(DATA SHOWN begins)
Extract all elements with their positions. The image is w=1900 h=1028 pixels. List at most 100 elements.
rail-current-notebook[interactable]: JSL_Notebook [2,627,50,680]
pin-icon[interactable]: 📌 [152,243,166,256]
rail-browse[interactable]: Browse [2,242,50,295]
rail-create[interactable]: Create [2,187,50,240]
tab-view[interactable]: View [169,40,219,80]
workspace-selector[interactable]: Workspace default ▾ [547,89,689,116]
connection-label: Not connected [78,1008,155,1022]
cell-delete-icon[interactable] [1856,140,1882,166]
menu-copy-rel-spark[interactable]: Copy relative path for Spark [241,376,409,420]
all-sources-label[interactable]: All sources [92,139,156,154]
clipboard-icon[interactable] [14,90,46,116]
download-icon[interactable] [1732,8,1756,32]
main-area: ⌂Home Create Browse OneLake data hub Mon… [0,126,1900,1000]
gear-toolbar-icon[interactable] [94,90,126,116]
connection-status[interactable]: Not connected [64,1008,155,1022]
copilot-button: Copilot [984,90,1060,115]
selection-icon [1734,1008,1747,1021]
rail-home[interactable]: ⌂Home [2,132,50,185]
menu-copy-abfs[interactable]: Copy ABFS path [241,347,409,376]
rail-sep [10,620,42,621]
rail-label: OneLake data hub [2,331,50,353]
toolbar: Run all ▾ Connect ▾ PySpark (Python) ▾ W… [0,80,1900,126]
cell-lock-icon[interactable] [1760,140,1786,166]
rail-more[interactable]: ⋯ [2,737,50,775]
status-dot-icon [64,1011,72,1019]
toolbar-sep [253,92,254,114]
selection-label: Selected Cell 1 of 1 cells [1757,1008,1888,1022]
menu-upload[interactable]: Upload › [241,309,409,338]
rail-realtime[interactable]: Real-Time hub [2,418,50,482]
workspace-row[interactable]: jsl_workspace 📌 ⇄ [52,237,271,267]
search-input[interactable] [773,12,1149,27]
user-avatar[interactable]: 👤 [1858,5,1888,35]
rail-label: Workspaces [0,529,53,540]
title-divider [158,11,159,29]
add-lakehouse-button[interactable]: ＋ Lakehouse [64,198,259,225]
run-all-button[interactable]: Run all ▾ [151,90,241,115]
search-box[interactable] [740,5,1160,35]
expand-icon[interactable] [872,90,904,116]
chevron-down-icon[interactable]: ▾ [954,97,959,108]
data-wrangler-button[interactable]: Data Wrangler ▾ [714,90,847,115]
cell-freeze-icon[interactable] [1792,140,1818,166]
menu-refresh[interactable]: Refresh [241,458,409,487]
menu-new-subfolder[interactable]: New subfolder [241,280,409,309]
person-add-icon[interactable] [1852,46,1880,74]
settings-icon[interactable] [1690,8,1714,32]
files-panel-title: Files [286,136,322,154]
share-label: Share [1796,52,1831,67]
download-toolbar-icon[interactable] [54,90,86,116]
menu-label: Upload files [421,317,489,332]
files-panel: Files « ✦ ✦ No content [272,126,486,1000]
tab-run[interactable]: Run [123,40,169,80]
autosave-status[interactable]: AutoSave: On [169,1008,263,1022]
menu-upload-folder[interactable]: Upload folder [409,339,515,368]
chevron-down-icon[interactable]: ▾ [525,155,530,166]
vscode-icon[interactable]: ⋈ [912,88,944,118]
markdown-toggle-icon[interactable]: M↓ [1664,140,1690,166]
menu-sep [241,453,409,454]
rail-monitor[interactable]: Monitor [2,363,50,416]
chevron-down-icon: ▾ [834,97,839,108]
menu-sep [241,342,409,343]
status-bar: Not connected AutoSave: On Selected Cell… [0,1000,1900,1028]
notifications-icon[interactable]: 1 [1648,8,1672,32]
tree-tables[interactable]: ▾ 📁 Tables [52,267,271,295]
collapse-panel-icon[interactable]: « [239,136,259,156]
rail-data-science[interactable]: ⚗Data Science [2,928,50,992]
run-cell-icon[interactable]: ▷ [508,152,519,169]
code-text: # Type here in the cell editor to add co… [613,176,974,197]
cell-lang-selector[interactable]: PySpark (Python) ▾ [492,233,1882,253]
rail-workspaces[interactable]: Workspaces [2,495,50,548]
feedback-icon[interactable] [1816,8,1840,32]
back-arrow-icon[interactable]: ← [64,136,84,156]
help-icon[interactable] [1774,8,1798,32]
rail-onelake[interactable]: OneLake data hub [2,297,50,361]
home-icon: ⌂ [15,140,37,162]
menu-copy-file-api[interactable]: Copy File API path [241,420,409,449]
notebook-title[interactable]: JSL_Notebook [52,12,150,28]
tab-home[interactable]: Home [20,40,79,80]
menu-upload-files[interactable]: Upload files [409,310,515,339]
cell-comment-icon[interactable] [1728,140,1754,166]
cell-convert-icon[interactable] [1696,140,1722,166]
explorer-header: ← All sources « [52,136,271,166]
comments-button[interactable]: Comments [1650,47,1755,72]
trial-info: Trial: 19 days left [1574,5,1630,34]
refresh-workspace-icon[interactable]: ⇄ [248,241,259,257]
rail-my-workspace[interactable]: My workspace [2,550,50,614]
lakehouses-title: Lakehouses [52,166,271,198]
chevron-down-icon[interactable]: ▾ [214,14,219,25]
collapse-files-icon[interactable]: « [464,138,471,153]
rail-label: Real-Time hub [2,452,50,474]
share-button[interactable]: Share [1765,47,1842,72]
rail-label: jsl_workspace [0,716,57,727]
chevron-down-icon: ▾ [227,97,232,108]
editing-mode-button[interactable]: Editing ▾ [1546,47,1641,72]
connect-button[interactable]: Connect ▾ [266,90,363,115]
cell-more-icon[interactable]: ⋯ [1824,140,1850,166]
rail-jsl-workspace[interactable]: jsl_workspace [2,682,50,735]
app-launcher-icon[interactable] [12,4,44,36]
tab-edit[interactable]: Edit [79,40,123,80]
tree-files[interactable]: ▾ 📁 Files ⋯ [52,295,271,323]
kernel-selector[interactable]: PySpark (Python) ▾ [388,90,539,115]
(DATA SHOWN ends)
WORK TASK -
Restate every entry above word for word.

RESPONSE TO THIS EXERCISE -
Extract all elements with their positions. The image is w=1900 h=1028 pixels. List at most 100 elements.
rail-current-notebook[interactable]: JSL_Notebook [2,627,50,680]
pin-icon[interactable]: 📌 [152,243,166,256]
rail-browse[interactable]: Browse [2,242,50,295]
rail-create[interactable]: Create [2,187,50,240]
tab-view[interactable]: View [169,40,219,80]
workspace-selector[interactable]: Workspace default ▾ [547,89,689,116]
connection-label: Not connected [78,1008,155,1022]
cell-delete-icon[interactable] [1856,140,1882,166]
menu-copy-rel-spark[interactable]: Copy relative path for Spark [241,376,409,420]
all-sources-label[interactable]: All sources [92,139,156,154]
clipboard-icon[interactable] [14,90,46,116]
download-icon[interactable] [1732,8,1756,32]
main-area: ⌂Home Create Browse OneLake data hub Mon… [0,126,1900,1000]
gear-toolbar-icon[interactable] [94,90,126,116]
connection-status[interactable]: Not connected [64,1008,155,1022]
copilot-button: Copilot [984,90,1060,115]
selection-icon [1734,1008,1747,1021]
rail-home[interactable]: ⌂Home [2,132,50,185]
menu-copy-abfs[interactable]: Copy ABFS path [241,347,409,376]
rail-sep [10,620,42,621]
rail-label: OneLake data hub [2,331,50,353]
toolbar: Run all ▾ Connect ▾ PySpark (Python) ▾ W… [0,80,1900,126]
cell-lock-icon[interactable] [1760,140,1786,166]
rail-more[interactable]: ⋯ [2,737,50,775]
status-dot-icon [64,1011,72,1019]
toolbar-sep [253,92,254,114]
selection-label: Selected Cell 1 of 1 cells [1757,1008,1888,1022]
menu-upload[interactable]: Upload › [241,309,409,338]
rail-realtime[interactable]: Real-Time hub [2,418,50,482]
workspace-row[interactable]: jsl_workspace 📌 ⇄ [52,237,271,267]
search-input[interactable] [773,12,1149,27]
user-avatar[interactable]: 👤 [1858,5,1888,35]
rail-label: Workspaces [0,529,53,540]
title-divider [158,11,159,29]
add-lakehouse-button[interactable]: ＋ Lakehouse [64,198,259,225]
run-all-button[interactable]: Run all ▾ [151,90,241,115]
search-box[interactable] [740,5,1160,35]
expand-icon[interactable] [872,90,904,116]
chevron-down-icon[interactable]: ▾ [954,97,959,108]
data-wrangler-button[interactable]: Data Wrangler ▾ [714,90,847,115]
cell-freeze-icon[interactable] [1792,140,1818,166]
menu-refresh[interactable]: Refresh [241,458,409,487]
menu-new-subfolder[interactable]: New subfolder [241,280,409,309]
person-add-icon[interactable] [1852,46,1880,74]
settings-icon[interactable] [1690,8,1714,32]
files-panel-title: Files [286,136,322,154]
share-label: Share [1796,52,1831,67]
download-toolbar-icon[interactable] [54,90,86,116]
menu-label: Upload files [421,317,489,332]
files-panel: Files « ✦ ✦ No content [272,126,486,1000]
tab-run[interactable]: Run [123,40,169,80]
autosave-status[interactable]: AutoSave: On [169,1008,263,1022]
menu-upload-folder[interactable]: Upload folder [409,339,515,368]
chevron-down-icon[interactable]: ▾ [525,155,530,166]
vscode-icon[interactable]: ⋈ [912,88,944,118]
markdown-toggle-icon[interactable]: M↓ [1664,140,1690,166]
menu-sep [241,453,409,454]
rail-monitor[interactable]: Monitor [2,363,50,416]
chevron-down-icon: ▾ [834,97,839,108]
menu-sep [241,342,409,343]
status-bar: Not connected AutoSave: On Selected Cell… [0,1000,1900,1028]
notifications-icon[interactable]: 1 [1648,8,1672,32]
tree-tables[interactable]: ▾ 📁 Tables [52,267,271,295]
collapse-panel-icon[interactable]: « [239,136,259,156]
rail-data-science[interactable]: ⚗Data Science [2,928,50,992]
run-cell-icon[interactable]: ▷ [508,152,519,169]
code-text: # Type here in the cell editor to add co… [613,176,974,197]
cell-lang-selector[interactable]: PySpark (Python) ▾ [492,233,1882,253]
rail-workspaces[interactable]: Workspaces [2,495,50,548]
feedback-icon[interactable] [1816,8,1840,32]
back-arrow-icon[interactable]: ← [64,136,84,156]
help-icon[interactable] [1774,8,1798,32]
rail-onelake[interactable]: OneLake data hub [2,297,50,361]
home-icon: ⌂ [15,140,37,162]
menu-copy-file-api[interactable]: Copy File API path [241,420,409,449]
notebook-title[interactable]: JSL_Notebook [52,12,150,28]
tab-home[interactable]: Home [20,40,79,80]
menu-upload-files[interactable]: Upload files [409,310,515,339]
cell-comment-icon[interactable] [1728,140,1754,166]
cell-convert-icon[interactable] [1696,140,1722,166]
explorer-header: ← All sources « [52,136,271,166]
comments-button[interactable]: Comments [1650,47,1755,72]
trial-info: Trial: 19 days left [1574,5,1630,34]
refresh-workspace-icon[interactable]: ⇄ [248,241,259,257]
rail-my-workspace[interactable]: My workspace [2,550,50,614]
lakehouses-title: Lakehouses [52,166,271,198]
chevron-down-icon[interactable]: ▾ [214,14,219,25]
collapse-files-icon[interactable]: « [464,138,471,153]
rail-label: Real-Time hub [2,452,50,474]
share-button[interactable]: Share [1765,47,1842,72]
rail-label: jsl_workspace [0,716,57,727]
chevron-down-icon: ▾ [227,97,232,108]
editing-mode-button[interactable]: Editing ▾ [1546,47,1641,72]
connect-button[interactable]: Connect ▾ [266,90,363,115]
cell-more-icon[interactable]: ⋯ [1824,140,1850,166]
rail-jsl-workspace[interactable]: jsl_workspace [2,682,50,735]
app-launcher-icon[interactable] [12,4,44,36]
tab-edit[interactable]: Edit [79,40,123,80]
tree-files[interactable]: ▾ 📁 Files ⋯ [52,295,271,323]
kernel-selector[interactable]: PySpark (Python) ▾ [388,90,539,115]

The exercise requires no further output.